Raw records |
◆ ◆ ◆ ◆
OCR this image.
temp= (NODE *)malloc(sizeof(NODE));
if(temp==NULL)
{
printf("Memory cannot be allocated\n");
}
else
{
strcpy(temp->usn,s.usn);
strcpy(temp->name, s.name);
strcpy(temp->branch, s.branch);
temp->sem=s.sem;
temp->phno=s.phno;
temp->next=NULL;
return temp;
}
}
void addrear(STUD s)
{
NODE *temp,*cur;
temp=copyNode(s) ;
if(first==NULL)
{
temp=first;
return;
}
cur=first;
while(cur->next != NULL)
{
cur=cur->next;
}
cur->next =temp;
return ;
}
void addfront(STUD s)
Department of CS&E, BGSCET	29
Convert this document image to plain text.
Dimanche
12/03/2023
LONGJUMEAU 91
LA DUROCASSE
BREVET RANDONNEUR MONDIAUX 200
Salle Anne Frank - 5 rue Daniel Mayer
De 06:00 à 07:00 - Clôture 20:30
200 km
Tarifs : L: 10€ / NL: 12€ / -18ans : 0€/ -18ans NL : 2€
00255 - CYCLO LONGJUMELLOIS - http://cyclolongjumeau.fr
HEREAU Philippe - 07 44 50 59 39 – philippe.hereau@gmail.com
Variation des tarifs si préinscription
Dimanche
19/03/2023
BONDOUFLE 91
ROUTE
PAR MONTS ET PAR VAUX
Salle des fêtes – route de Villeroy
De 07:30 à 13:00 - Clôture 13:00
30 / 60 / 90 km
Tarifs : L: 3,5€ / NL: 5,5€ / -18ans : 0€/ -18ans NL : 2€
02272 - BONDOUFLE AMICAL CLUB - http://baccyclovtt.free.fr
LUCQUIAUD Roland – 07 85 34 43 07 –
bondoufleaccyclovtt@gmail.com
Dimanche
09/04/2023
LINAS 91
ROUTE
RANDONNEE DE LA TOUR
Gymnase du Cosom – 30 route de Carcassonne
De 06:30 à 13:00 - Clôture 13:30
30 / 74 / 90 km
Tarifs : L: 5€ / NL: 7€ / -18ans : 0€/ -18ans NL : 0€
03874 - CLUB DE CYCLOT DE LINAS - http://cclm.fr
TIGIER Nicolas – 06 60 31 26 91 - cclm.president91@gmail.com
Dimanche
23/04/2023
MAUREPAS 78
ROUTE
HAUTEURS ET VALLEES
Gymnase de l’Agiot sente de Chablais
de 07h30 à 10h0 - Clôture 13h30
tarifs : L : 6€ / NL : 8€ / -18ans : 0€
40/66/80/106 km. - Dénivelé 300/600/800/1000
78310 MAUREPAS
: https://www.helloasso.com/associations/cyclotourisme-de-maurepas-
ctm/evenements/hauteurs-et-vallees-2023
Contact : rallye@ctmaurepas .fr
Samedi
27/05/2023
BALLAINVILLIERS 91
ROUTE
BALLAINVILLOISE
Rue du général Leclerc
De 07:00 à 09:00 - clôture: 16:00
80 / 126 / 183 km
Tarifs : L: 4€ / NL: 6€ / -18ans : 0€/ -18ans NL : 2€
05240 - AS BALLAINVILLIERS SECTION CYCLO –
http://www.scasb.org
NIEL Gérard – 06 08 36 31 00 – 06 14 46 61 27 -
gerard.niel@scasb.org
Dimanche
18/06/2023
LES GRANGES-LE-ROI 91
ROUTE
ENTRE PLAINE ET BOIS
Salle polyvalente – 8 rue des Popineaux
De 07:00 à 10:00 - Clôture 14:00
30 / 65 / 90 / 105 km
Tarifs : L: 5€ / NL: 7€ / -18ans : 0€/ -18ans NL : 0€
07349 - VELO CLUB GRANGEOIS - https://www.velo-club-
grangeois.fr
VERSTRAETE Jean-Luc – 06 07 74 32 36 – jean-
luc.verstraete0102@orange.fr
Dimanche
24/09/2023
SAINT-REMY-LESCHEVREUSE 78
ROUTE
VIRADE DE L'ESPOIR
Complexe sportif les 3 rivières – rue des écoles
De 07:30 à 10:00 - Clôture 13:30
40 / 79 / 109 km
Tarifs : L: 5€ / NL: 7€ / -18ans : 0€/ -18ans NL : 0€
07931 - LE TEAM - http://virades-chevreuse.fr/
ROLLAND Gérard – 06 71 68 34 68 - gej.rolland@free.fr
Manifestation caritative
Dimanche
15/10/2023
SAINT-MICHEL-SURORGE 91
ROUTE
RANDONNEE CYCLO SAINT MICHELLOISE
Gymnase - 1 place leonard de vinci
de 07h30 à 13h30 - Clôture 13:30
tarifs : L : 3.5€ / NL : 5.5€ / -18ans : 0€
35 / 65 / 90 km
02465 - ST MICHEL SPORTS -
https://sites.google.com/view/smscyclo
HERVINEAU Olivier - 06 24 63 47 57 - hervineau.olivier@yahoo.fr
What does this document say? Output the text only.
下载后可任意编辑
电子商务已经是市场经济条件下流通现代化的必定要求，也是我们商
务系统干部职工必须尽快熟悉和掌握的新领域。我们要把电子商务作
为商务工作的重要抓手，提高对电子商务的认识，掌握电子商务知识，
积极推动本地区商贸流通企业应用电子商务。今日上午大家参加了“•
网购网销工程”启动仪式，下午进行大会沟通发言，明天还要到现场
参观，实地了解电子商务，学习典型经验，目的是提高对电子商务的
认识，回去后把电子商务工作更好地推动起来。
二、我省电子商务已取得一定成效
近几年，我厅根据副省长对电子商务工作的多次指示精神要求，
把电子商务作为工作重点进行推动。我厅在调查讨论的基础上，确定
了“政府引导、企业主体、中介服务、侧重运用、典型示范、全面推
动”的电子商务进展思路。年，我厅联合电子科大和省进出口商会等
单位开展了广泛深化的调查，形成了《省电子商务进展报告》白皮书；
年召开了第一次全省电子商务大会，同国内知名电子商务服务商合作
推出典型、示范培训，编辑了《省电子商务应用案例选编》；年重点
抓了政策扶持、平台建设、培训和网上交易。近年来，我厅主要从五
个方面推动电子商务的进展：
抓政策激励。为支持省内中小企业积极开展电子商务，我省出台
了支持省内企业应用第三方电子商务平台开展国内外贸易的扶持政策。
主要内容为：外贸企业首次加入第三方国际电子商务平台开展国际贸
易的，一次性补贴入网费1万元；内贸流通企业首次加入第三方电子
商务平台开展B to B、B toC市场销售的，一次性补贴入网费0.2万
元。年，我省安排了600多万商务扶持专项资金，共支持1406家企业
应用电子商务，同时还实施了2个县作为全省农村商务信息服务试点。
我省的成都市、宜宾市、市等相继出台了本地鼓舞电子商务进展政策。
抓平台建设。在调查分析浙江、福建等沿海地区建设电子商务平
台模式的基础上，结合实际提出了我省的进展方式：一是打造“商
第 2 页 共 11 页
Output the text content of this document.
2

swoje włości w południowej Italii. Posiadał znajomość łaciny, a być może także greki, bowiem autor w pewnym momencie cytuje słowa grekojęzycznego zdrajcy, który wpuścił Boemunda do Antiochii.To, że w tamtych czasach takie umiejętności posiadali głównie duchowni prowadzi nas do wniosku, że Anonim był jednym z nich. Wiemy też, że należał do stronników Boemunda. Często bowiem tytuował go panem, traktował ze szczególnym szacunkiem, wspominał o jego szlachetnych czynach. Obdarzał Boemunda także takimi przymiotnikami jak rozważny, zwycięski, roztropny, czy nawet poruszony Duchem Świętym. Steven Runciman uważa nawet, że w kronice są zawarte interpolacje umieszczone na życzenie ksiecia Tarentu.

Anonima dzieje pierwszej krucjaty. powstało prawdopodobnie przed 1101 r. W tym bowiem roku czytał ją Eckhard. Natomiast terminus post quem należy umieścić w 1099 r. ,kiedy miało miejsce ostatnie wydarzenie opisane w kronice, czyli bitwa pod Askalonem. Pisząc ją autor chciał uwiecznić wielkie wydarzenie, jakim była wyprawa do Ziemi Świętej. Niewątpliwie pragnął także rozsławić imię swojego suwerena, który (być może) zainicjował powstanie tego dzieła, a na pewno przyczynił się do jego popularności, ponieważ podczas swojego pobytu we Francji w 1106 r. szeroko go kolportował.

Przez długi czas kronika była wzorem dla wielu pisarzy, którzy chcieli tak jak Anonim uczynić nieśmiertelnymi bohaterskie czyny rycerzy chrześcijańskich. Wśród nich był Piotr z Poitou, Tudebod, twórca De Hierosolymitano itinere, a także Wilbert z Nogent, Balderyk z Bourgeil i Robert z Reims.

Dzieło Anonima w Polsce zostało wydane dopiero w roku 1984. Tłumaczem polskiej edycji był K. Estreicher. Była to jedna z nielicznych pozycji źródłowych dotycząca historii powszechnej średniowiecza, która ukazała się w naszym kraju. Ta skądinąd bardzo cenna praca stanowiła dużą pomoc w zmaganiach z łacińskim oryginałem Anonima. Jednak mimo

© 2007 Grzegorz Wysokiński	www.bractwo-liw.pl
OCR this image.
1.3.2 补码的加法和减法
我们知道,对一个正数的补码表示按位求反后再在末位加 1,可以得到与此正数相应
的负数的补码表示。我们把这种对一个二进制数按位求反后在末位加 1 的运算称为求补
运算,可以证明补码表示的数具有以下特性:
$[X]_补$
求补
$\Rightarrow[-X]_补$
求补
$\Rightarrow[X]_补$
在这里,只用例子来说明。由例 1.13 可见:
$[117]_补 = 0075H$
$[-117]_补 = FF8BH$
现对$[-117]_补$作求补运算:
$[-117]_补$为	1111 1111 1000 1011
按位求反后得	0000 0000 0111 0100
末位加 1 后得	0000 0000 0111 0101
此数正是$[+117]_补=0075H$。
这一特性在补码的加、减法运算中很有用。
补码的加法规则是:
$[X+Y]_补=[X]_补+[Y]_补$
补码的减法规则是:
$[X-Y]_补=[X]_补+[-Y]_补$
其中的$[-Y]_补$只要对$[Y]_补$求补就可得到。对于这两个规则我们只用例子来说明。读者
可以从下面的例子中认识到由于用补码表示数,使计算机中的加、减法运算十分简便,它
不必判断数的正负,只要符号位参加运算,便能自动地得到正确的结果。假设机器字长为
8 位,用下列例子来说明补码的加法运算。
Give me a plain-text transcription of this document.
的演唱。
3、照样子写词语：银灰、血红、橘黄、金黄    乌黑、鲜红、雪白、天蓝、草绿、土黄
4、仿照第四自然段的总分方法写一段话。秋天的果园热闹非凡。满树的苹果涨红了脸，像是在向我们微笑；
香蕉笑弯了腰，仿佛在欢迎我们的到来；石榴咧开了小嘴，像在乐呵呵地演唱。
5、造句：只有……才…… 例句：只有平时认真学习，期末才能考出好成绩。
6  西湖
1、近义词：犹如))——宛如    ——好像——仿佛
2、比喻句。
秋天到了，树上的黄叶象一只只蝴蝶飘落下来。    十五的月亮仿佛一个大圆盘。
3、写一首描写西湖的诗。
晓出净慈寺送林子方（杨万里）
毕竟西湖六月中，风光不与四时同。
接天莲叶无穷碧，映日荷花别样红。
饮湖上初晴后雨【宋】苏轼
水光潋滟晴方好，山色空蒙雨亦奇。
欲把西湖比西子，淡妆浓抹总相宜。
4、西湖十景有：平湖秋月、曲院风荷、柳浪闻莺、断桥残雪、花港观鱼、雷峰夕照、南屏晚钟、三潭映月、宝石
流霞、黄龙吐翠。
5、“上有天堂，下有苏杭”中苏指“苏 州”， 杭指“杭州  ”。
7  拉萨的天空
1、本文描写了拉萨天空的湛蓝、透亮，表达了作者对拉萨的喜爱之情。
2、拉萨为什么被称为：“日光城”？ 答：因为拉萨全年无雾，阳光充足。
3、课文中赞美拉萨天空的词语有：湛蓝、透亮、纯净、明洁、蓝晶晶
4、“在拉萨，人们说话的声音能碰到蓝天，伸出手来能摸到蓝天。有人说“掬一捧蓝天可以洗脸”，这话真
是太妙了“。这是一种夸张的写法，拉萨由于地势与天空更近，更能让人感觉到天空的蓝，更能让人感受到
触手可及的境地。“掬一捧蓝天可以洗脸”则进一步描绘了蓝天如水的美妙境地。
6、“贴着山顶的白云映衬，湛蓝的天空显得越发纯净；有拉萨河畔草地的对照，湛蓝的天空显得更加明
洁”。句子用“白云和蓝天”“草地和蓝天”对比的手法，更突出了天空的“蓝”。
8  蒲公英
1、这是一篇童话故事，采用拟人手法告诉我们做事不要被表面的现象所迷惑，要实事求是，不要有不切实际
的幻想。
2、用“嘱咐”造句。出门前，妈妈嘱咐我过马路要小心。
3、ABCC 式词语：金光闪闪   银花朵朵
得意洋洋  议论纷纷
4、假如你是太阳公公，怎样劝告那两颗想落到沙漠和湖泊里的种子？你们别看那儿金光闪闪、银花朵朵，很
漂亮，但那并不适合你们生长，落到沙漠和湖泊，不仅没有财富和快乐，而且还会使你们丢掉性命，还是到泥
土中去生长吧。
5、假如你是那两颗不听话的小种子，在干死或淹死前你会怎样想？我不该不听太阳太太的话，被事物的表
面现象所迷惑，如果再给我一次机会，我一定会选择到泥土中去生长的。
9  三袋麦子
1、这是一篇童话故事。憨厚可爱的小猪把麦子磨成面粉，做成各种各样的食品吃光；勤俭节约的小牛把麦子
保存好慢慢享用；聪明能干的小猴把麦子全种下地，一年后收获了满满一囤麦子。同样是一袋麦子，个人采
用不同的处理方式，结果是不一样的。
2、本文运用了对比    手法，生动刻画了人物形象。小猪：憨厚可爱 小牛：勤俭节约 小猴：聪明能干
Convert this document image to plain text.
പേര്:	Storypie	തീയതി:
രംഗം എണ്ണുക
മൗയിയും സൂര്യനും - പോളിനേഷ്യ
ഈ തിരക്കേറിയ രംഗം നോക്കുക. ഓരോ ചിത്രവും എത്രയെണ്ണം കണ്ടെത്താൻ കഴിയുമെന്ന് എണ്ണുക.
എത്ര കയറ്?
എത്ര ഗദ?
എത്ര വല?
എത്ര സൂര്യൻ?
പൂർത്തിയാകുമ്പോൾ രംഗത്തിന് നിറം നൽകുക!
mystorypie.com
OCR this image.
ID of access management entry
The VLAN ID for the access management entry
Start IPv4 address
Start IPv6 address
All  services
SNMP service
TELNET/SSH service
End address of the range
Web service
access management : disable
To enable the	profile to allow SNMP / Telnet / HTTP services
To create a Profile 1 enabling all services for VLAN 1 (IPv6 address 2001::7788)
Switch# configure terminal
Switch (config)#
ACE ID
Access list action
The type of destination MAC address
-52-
◆ ◆ ◆ ◆
Set task | Find the lines containing "Start" and pull them out.

The output |
Start IPv4 address
Start IPv6 address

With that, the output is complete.